═══ DATA TO PROCESS ═══

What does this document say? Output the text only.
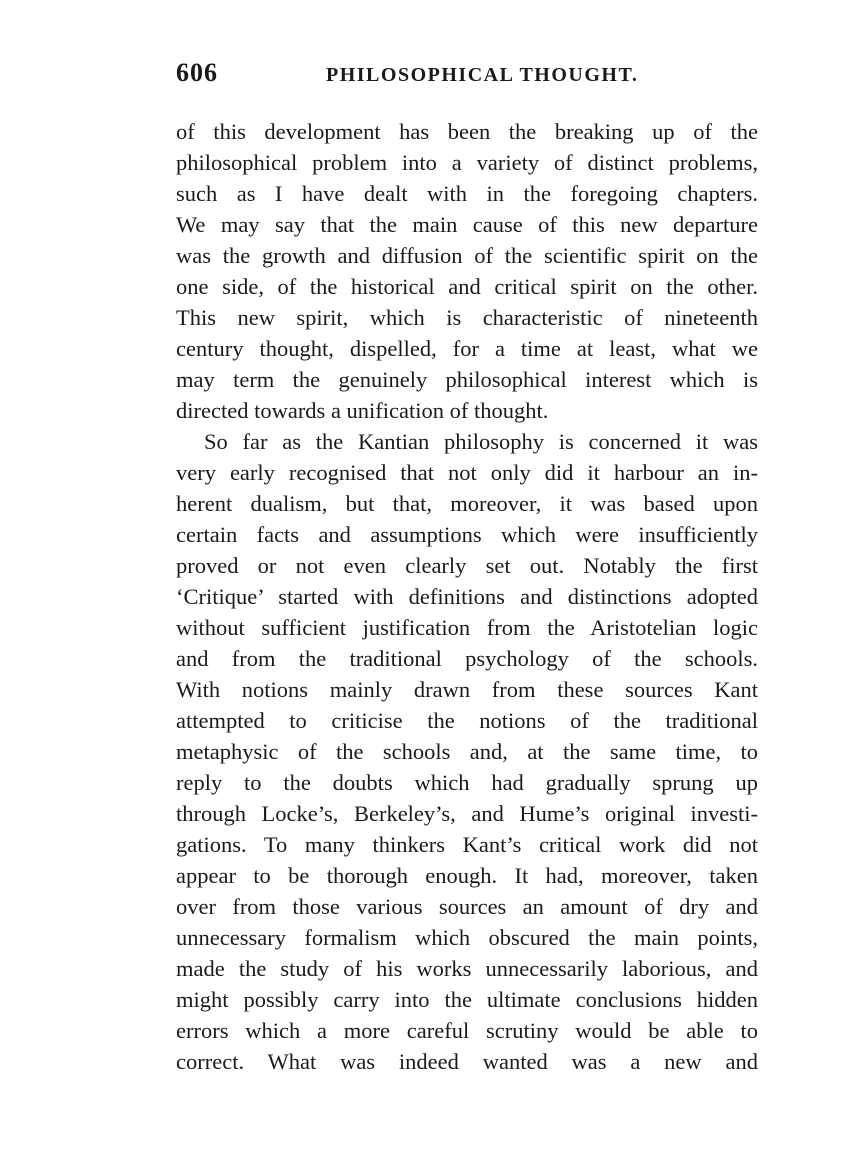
606	PHILOSOPHICAL THOUGHT.
of this development has been the breaking up of the
philosophical problem into a variety of distinct problems,
such as I have dealt with in the foregoing chapters.
We may say that the main cause of this new departure
was the growth and diffusion of the scientific spirit on the
one side, of the historical and critical spirit on the other.
This new spirit, which is characteristic of nineteenth
century thought, dispelled, for a time at least, what we
may term the genuinely philosophical interest which is
directed towards a unification of thought.
So far as the Kantian philosophy is concerned it was
very early recognised that not only did it harbour an in-
herent dualism, but that, moreover, it was based upon
certain facts and assumptions which were insufficiently
proved or not even clearly set out. Notably the first
‘Critique’ started with definitions and distinctions adopted
without sufficient justification from the Aristotelian logic
and from the traditional psychology of the schools.
With notions mainly drawn from these sources Kant
attempted to criticise the notions of the traditional
metaphysic of the schools and, at the same time, to
reply to the doubts which had gradually sprung up
through Locke’s, Berkeley’s, and Hume’s original investi-
gations. To many thinkers Kant’s critical work did not
appear to be thorough enough. It had, moreover, taken
over from those various sources an amount of dry and
unnecessary formalism which obscured the main points,
made the study of his works unnecessarily laborious, and
might possibly carry into the ultimate conclusions hidden
errors which a more careful scrutiny would be able to
correct. What was indeed wanted was a new and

═══

[BRIEF]
Look through the records and gather each line with the word "moreover".

[TASK OUTPUT]
herent dualism, but that, moreover, it was based upon
appear to be thorough enough. It had, moreover, taken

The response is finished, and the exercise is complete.